**What to do**
Repeat the records exactly. Every line must match.
___ Source records ___
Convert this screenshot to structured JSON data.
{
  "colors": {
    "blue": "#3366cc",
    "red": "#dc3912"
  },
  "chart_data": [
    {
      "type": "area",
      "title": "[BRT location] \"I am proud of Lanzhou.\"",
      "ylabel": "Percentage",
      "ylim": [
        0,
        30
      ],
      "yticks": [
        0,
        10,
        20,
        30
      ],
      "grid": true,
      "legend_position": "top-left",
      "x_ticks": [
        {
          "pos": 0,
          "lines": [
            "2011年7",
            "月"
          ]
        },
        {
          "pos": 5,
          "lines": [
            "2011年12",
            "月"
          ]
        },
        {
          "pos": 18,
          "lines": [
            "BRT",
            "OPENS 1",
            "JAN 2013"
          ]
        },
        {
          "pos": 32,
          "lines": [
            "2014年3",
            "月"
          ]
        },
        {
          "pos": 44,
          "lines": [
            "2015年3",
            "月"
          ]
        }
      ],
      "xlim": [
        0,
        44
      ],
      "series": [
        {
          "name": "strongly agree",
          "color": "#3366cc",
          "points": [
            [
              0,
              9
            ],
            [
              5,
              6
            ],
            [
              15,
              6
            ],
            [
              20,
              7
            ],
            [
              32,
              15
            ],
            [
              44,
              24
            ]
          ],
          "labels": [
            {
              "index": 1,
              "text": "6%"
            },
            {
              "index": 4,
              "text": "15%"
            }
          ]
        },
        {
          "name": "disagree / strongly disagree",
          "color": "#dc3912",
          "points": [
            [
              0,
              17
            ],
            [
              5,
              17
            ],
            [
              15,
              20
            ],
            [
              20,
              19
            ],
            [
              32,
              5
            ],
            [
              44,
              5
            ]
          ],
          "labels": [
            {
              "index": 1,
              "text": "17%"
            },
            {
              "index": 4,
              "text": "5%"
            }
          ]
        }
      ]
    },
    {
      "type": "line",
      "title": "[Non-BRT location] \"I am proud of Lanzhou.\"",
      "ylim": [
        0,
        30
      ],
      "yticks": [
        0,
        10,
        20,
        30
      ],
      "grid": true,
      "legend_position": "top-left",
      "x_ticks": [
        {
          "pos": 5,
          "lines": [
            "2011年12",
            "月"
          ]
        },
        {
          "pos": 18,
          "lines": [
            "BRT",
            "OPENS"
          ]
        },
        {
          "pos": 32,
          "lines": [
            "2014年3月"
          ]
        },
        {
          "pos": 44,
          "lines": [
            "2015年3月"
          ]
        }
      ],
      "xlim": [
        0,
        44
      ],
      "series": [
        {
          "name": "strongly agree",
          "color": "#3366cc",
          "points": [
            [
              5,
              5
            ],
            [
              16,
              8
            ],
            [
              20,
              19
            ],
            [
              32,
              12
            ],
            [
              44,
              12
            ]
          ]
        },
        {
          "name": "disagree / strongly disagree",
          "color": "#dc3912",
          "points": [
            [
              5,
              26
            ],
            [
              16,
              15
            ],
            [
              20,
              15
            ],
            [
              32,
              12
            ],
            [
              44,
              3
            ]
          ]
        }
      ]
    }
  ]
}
___
**Answer to the exercise**
Convert this screenshot to structured JSON data.
{
  "colors": {
    "blue": "#3366cc",
    "red": "#dc3912"
  },
  "chart_data": [
    {
      "type": "area",
      "title": "[BRT location] \"I am proud of Lanzhou.\"",
      "ylabel": "Percentage",
      "ylim": [
        0,
        30
      ],
      "yticks": [
        0,
        10,
        20,
        30
      ],
      "grid": true,
      "legend_position": "top-left",
      "x_ticks": [
        {
          "pos": 0,
          "lines": [
            "2011年7",
            "月"
          ]
        },
        {
          "pos": 5,
          "lines": [
            "2011年12",
            "月"
          ]
        },
        {
          "pos": 18,
          "lines": [
            "BRT",
            "OPENS 1",
            "JAN 2013"
          ]
        },
        {
          "pos": 32,
          "lines": [
            "2014年3",
            "月"
          ]
        },
        {
          "pos": 44,
          "lines": [
            "2015年3",
            "月"
          ]
        }
      ],
      "xlim": [
        0,
        44
      ],
      "series": [
        {
          "name": "strongly agree",
          "color": "#3366cc",
          "points": [
            [
              0,
              9
            ],
            [
              5,
              6
            ],
            [
              15,
              6
            ],
            [
              20,
              7
            ],
            [
              32,
              15
            ],
            [
              44,
              24
            ]
          ],
          "labels": [
            {
              "index": 1,
              "text": "6%"
            },
            {
              "index": 4,
              "text": "15%"
            }
          ]
        },
        {
          "name": "disagree / strongly disagree",
          "color": "#dc3912",
          "points": [
            [
              0,
              17
            ],
            [
              5,
              17
            ],
            [
              15,
              20
            ],
            [
              20,
              19
            ],
            [
              32,
              5
            ],
            [
              44,
              5
            ]
          ],
          "labels": [
            {
              "index": 1,
              "text": "17%"
            },
            {
              "index": 4,
              "text": "5%"
            }
          ]
        }
      ]
    },
    {
      "type": "line",
      "title": "[Non-BRT location] \"I am proud of Lanzhou.\"",
      "ylim": [
        0,
        30
      ],
      "yticks": [
        0,
        10,
        20,
        30
      ],
      "grid": true,
      "legend_position": "top-left",
      "x_ticks": [
        {
          "pos": 5,
          "lines": [
            "2011年12",
            "月"
          ]
        },
        {
          "pos": 18,
          "lines": [
            "BRT",
            "OPENS"
          ]
        },
        {
          "pos": 32,
          "lines": [
            "2014年3月"
          ]
        },
        {
          "pos": 44,
          "lines": [
            "2015年3月"
          ]
        }
      ],
      "xlim": [
        0,
        44
      ],
      "series": [
        {
          "name": "strongly agree",
          "color": "#3366cc",
          "points": [
            [
              5,
              5
            ],
            [
              16,
              8
            ],
            [
              20,
              19
            ],
            [
              32,
              12
            ],
            [
              44,
              12
            ]
          ]
        },
        {
          "name": "disagree / strongly disagree",
          "color": "#dc3912",
          "points": [
            [
              5,
              26
            ],
            [
              16,
              15
            ],
            [
              20,
              15
            ],
            [
              32,
              12
            ],
            [
              44,
              3
            ]
          ]
        }
      ]
    }
  ]
}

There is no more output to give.